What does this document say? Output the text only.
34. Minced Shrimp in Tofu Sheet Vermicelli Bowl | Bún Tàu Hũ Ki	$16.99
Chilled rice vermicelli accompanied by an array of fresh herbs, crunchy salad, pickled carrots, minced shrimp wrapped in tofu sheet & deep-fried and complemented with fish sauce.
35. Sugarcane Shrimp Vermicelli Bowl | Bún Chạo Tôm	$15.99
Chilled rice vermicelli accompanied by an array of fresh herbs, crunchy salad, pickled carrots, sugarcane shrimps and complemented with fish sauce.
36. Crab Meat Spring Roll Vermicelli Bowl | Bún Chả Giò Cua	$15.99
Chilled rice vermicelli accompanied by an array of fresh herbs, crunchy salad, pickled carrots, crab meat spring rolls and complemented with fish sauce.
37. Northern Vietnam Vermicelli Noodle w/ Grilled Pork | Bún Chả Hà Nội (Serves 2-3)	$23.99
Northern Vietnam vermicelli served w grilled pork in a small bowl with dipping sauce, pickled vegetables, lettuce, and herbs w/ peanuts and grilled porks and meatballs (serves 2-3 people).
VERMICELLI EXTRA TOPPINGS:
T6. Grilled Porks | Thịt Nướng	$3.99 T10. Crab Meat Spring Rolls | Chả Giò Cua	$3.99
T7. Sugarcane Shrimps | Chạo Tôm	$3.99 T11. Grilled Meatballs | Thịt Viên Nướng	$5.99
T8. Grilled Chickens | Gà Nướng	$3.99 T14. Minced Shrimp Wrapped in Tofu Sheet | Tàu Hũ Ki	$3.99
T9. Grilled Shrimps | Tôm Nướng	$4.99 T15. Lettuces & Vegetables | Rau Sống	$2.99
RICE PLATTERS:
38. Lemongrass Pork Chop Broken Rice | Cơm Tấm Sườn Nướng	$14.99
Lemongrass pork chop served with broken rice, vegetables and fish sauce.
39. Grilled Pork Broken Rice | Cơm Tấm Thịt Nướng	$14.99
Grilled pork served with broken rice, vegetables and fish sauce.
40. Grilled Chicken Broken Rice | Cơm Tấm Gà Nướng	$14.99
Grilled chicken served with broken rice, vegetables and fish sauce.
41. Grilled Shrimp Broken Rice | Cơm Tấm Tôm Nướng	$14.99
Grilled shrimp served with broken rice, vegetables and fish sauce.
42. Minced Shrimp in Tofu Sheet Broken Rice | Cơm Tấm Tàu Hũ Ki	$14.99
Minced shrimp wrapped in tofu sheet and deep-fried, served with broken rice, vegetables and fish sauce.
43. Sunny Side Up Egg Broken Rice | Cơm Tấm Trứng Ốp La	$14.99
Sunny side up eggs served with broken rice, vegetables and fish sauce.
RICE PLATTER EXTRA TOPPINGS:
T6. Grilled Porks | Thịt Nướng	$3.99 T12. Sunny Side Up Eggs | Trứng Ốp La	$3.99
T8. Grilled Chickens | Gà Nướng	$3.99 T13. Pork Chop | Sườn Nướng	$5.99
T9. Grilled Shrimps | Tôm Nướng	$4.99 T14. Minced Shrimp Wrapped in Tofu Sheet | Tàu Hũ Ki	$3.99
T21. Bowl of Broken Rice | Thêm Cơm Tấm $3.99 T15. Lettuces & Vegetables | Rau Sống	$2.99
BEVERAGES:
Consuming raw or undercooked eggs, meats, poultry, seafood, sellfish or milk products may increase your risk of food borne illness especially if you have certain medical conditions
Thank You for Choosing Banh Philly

────────────────

DESCRIPTION OF THE TASK:
Extract all lines containing the word "Vietnam".

EXERCISE RESPONSE:
37. Northern Vietnam Vermicelli Noodle w/ Grilled Pork | Bún Chả Hà Nội (Serves 2-3)	$23.99
Northern Vietnam vermicelli served w grilled pork in a small bowl with dipping sauce, pickled vegetables, lettuce, and herbs w/ peanuts and grilled porks and meatballs (serves 2-3 people).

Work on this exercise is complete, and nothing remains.